11/20/09

A.A. Bondy Story

I was assigned a story about A.A. Bondy. This entailed talking to a real live music publicist who told me my admittedly long email address "wasn't making it easy for anyone." I'm lucky in the sense that Bondy isn't Red Wanting Blue or any of the more typical OSU bar bands the Lantern seems to cover. On the other hand, why I am writing public relations material for someone I really couldn't care less about? The whole practice of writing stories based on press releases and publicity contacts seems like a rather evil collusion for news organizations, even for the quasi legitimate stories of an "Arts Reporter." Bondy used to be in a pretty trite grunge "alt" band in the 90's called Verbena - here is the video for their big play into the mainstream.




I normally love (<3) nineties alternative music. But Verbena strikes me as hack work. Much the same can be said for Bondy's newer direction, that Dylan pose punk rockers often strike as they turn 30. There are some songs on his new album that I felt were good-ish... but it seems, like Pitchfork basically says, a soulless recapitulation of a genre's motifs. When that genre is punk, okay maybe, when it is "roots, blues, country influenced, Americana, singer-songwriter folk," no. Definitely not. I haven't retired to the land of NPR and concerts for the DNC quite yet.

◆ YOUR GOAL
From the post about the A.A. Bondy story, extract the passage starting with "I was assigned" and going on through "into the mainstream.".

◆ Document layout analysis data
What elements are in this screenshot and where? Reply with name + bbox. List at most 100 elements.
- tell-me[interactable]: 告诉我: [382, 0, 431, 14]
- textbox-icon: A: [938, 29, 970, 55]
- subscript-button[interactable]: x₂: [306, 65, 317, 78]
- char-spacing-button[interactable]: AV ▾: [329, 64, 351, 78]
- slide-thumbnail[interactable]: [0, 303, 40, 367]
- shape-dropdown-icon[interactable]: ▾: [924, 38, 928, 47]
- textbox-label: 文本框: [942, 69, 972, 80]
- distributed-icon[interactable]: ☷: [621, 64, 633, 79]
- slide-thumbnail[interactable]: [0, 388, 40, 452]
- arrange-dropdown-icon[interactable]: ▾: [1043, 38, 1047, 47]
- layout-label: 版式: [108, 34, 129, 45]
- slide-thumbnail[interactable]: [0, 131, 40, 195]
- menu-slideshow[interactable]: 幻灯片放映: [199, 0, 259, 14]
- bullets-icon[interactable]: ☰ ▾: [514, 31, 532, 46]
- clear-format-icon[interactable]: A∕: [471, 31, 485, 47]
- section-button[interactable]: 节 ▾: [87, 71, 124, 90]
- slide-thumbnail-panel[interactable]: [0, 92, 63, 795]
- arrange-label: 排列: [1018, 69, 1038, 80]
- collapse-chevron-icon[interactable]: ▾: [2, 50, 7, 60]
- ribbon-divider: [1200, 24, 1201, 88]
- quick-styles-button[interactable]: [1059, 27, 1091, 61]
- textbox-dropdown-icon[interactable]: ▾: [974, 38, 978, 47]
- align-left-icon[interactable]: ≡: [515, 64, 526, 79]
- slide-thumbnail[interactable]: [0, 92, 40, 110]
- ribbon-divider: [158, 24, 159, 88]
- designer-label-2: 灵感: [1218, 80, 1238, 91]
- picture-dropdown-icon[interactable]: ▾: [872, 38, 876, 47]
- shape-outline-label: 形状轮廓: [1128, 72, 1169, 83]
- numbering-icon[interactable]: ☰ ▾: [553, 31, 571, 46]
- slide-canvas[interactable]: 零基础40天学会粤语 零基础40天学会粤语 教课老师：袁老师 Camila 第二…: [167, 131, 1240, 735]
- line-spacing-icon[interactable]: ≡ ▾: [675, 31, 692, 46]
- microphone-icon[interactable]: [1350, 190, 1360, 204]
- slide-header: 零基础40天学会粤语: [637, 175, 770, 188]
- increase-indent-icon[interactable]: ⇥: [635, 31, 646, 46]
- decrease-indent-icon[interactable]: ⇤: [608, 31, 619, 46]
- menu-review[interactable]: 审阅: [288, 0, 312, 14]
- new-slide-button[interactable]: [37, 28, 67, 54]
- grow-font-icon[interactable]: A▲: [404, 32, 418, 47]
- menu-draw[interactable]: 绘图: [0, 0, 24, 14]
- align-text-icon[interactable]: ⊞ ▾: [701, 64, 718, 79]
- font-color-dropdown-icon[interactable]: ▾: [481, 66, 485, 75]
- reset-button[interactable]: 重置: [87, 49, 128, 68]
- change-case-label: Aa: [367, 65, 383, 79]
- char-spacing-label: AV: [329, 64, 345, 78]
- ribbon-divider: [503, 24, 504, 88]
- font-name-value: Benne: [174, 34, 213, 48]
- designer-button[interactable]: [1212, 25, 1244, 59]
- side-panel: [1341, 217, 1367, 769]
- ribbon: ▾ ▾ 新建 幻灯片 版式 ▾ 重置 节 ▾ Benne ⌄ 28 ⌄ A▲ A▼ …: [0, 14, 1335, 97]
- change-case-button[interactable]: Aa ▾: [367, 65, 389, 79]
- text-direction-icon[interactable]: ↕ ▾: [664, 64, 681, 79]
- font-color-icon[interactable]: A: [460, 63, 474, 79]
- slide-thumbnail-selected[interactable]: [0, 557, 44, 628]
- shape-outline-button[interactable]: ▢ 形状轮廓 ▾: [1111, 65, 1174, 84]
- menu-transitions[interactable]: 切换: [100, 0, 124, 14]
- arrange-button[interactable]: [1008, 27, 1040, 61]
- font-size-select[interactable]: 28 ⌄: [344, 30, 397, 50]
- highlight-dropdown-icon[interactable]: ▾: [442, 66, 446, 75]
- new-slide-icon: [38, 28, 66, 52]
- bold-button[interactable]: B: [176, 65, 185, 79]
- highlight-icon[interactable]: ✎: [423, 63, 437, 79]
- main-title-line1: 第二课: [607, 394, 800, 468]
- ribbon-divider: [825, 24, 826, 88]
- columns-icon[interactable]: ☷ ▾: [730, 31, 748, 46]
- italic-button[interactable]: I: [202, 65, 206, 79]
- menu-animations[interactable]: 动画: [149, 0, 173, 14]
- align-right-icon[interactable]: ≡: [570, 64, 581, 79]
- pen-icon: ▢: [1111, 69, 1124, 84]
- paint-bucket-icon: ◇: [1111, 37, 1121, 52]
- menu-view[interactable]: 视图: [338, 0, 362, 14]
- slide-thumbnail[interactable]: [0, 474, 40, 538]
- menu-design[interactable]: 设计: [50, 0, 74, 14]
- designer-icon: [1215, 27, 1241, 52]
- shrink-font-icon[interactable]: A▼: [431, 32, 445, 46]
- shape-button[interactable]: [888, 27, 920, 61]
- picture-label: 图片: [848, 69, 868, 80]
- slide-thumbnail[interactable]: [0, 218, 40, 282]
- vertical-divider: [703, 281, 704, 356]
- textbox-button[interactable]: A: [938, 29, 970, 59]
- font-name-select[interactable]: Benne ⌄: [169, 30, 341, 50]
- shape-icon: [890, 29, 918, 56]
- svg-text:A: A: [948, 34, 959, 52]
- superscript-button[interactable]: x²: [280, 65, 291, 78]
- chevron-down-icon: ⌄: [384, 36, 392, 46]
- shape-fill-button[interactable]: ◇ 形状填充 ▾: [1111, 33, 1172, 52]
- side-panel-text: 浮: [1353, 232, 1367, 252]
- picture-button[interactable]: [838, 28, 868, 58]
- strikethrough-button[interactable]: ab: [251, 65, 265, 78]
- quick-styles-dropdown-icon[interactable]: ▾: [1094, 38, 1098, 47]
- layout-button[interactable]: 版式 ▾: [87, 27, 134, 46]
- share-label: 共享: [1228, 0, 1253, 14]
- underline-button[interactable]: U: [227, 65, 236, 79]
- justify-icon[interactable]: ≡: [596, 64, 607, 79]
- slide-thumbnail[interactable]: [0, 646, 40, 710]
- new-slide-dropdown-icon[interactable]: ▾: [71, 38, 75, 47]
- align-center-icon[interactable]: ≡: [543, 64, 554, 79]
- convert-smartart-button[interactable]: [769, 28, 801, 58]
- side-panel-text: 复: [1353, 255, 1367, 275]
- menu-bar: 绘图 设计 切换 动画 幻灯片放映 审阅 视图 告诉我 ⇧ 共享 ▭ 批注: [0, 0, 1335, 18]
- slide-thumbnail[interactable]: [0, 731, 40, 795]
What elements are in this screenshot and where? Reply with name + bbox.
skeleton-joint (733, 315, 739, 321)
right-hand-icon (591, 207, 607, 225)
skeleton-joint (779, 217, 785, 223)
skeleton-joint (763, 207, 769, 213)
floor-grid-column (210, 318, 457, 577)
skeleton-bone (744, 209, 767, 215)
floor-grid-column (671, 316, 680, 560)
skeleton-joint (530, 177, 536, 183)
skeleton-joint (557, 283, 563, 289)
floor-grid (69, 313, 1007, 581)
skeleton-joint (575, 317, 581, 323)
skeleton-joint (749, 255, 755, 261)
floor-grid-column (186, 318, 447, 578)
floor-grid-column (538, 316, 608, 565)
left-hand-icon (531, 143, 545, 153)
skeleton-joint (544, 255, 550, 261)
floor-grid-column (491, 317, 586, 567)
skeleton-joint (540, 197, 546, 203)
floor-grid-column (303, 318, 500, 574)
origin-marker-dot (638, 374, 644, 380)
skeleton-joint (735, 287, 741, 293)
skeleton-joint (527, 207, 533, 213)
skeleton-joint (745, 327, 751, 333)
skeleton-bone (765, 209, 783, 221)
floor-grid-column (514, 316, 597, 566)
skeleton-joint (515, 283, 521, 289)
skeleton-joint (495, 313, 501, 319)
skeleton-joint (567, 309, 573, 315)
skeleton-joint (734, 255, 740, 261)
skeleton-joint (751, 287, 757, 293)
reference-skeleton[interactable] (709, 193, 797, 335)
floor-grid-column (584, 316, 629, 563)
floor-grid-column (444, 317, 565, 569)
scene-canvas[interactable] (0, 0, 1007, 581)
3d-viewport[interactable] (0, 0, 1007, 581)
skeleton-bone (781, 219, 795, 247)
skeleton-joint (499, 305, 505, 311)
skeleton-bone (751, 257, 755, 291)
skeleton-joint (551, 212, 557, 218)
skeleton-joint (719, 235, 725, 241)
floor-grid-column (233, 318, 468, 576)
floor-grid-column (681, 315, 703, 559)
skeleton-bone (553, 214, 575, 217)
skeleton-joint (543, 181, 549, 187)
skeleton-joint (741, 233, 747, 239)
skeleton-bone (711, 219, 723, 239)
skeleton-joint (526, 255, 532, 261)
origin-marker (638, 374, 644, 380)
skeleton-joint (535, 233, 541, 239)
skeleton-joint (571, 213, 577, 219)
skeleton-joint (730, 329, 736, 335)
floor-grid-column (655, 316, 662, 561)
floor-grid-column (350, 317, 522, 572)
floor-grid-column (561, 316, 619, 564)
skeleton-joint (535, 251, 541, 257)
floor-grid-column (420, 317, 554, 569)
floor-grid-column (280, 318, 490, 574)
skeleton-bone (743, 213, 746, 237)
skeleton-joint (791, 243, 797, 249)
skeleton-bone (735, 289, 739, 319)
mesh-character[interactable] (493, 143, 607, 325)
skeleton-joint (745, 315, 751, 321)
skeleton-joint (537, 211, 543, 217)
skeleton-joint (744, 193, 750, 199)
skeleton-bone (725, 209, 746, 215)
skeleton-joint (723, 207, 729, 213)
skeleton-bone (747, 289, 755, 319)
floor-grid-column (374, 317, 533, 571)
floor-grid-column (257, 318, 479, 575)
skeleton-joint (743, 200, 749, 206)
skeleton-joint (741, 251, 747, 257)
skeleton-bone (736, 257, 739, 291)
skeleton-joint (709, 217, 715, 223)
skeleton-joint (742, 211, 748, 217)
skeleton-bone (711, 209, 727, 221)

◆ WRITTEN ANSWER
I was assigned a story about A.A. Bondy. This entailed talking to a real live music publicist who told me my admittedly long email address "wasn't making it easy for anyone." I'm lucky in the sense that Bondy isn't Red Wanting Blue or any of the more typical OSU bar bands the Lantern seems to cover. On the other hand, why I am writing public relations material for someone I really couldn't care less about? The whole practice of writing stories based on press releases and publicity contacts seems like a rather evil collusion for news organizations, even for the quasi legitimate stories of an "Arts Reporter." Bondy used to be in a pretty trite grunge "alt" band in the 90's called Verbena - here is the video for their big play into the mainstream.